SUPPLIED ENTRIES:
___
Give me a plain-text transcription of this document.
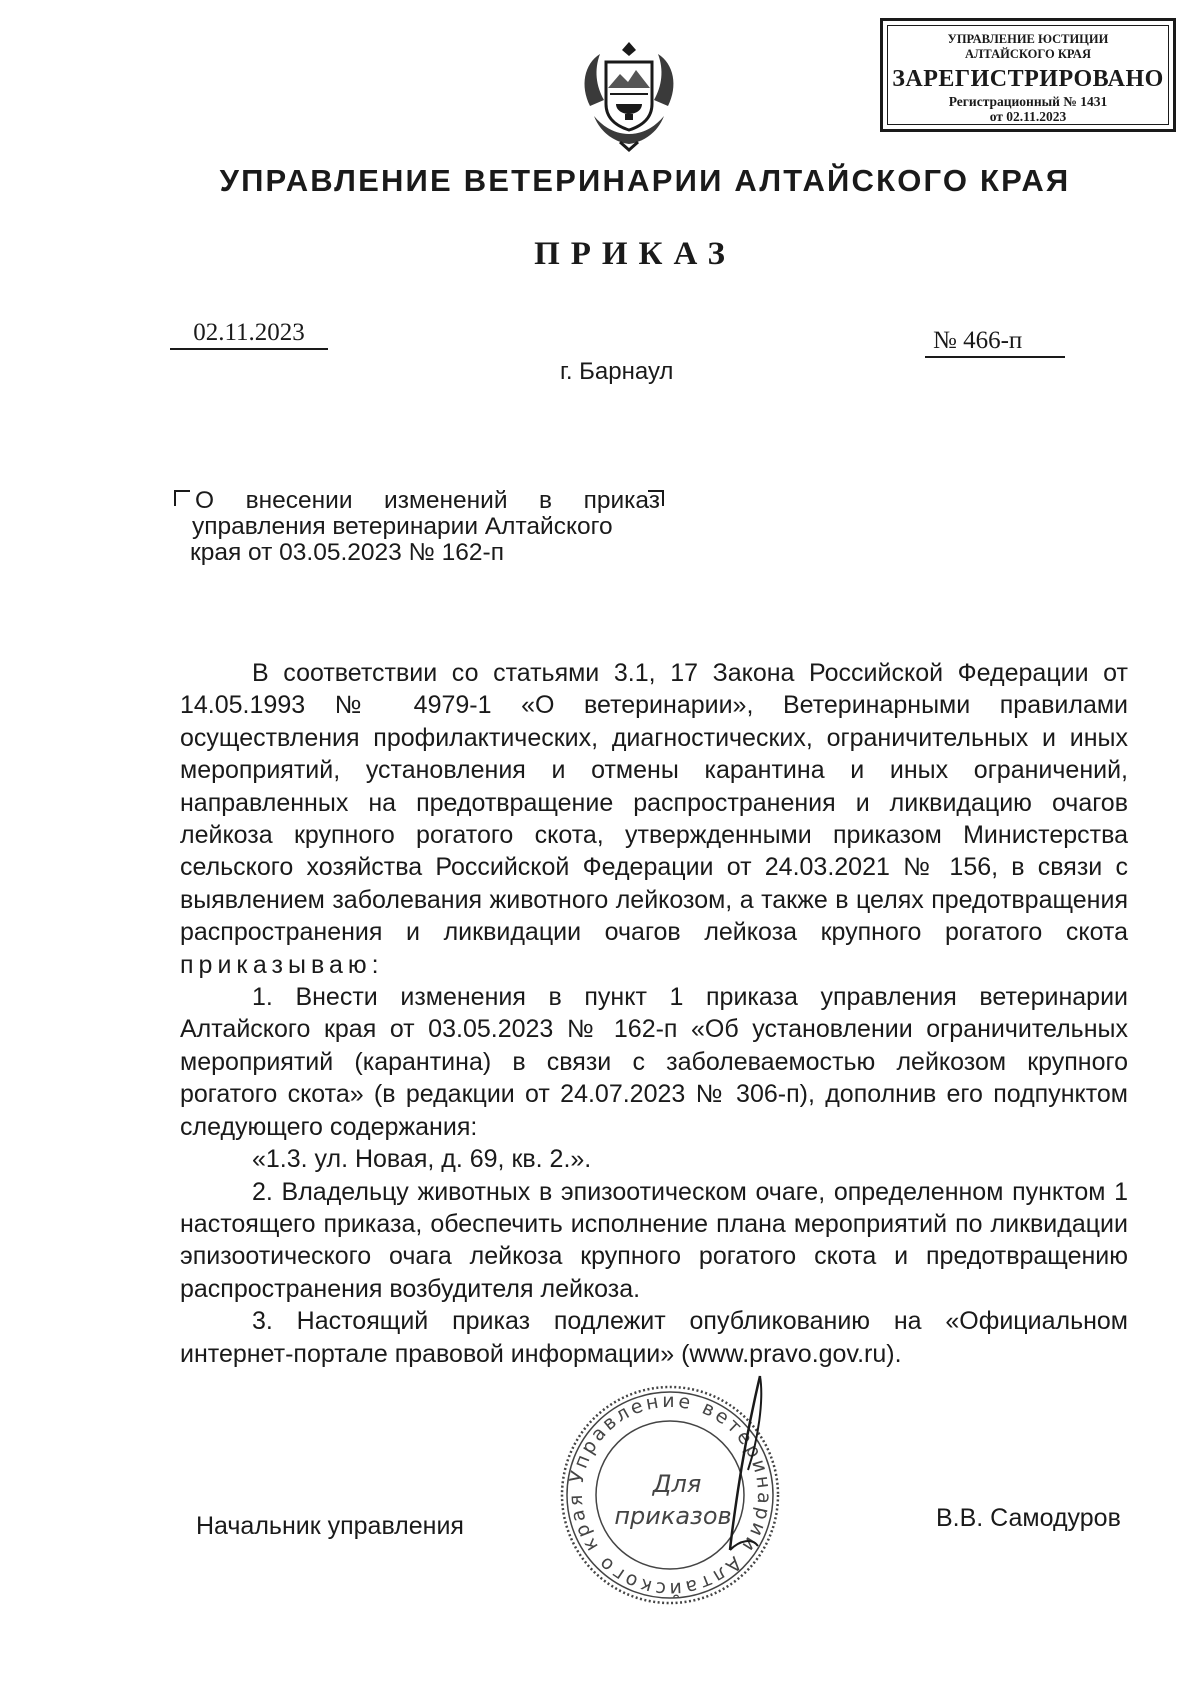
УПРАВЛЕНИЕ ЮСТИЦИИ
АЛТАЙСКОГО КРАЯ
ЗАРЕГИСТРИРОВАНО
Регистрационный № 1431
от 02.11.2023
УПРАВЛЕНИЕ ВЕТЕРИНАРИИ АЛТАЙСКОГО КРАЯ
ПРИКАЗ
02.11.2023	№ 466-п
г. Барнаул
О внесении изменений в приказ
управления ветеринарии Алтайского
края от 03.05.2023 № 162-п

В соответствии со статьями 3.1, 17 Закона Российской Федерации от 14.05.1993 № 4979-1 «О ветеринарии», Ветеринарными правилами осуществления профилактических, диагностических, ограничительных и иных мероприятий, установления и отмены карантина и иных ограничений, направленных на предотвращение распространения и ликвидацию очагов лейкоза крупного рогатого скота, утвержденными приказом Министерства сельского хозяйства Российской Федерации от 24.03.2021 № 156, в связи с выявлением заболевания животного лейкозом, а также в целях предотвращения распространения и ликвидации очагов лейкоза крупного рогатого скота приказываю:

1. Внести изменения в пункт 1 приказа управления ветеринарии Алтайского края от 03.05.2023 № 162-п «Об установлении ограничительных мероприятий (карантина) в связи с заболеваемостью лейкозом крупного рогатого скота» (в редакции от 24.07.2023 № 306-п), дополнив его подпунктом следующего содержания:

«1.3. ул. Новая, д. 69, кв. 2.».

2. Владельцу животных в эпизоотическом очаге, определенном пунктом 1 настоящего приказа, обеспечить исполнение плана мероприятий по ликвидации эпизоотического очага лейкоза крупного рогатого скота и предотвращению распространения возбудителя лейкоза.

3. Настоящий приказ подлежит опубликованию на «Официальном интернет-портале правовой информации» (www.pravo.gov.ru).

Управление ветеринарии Алтайского края
Для
приказов
Начальник управления	В.В. Самодуров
___
REQUIREMENT: Give every line above again exactly, with no pictures.

ANSWER TO THIS TASK:
Give me a plain-text transcription of this document.
УПРАВЛЕНИЕ ЮСТИЦИИ
АЛТАЙСКОГО КРАЯ
ЗАРЕГИСТРИРОВАНО
Регистрационный № 1431
от 02.11.2023
УПРАВЛЕНИЕ ВЕТЕРИНАРИИ АЛТАЙСКОГО КРАЯ
ПРИКАЗ
02.11.2023	№ 466-п
г. Барнаул
О внесении изменений в приказ
управления ветеринарии Алтайского
края от 03.05.2023 № 162-п

В соответствии со статьями 3.1, 17 Закона Российской Федерации от 14.05.1993 № 4979-1 «О ветеринарии», Ветеринарными правилами осуществления профилактических, диагностических, ограничительных и иных мероприятий, установления и отмены карантина и иных ограничений, направленных на предотвращение распространения и ликвидацию очагов лейкоза крупного рогатого скота, утвержденными приказом Министерства сельского хозяйства Российской Федерации от 24.03.2021 № 156, в связи с выявлением заболевания животного лейкозом, а также в целях предотвращения распространения и ликвидации очагов лейкоза крупного рогатого скота приказываю:

1. Внести изменения в пункт 1 приказа управления ветеринарии Алтайского края от 03.05.2023 № 162-п «Об установлении ограничительных мероприятий (карантина) в связи с заболеваемостью лейкозом крупного рогатого скота» (в редакции от 24.07.2023 № 306-п), дополнив его подпунктом следующего содержания:

«1.3. ул. Новая, д. 69, кв. 2.».

2. Владельцу животных в эпизоотическом очаге, определенном пунктом 1 настоящего приказа, обеспечить исполнение плана мероприятий по ликвидации эпизоотического очага лейкоза крупного рогатого скота и предотвращению распространения возбудителя лейкоза.

3. Настоящий приказ подлежит опубликованию на «Официальном интернет-портале правовой информации» (www.pravo.gov.ru).

Управление ветеринарии Алтайского края
Для
приказов
Начальник управления	В.В. Самодуров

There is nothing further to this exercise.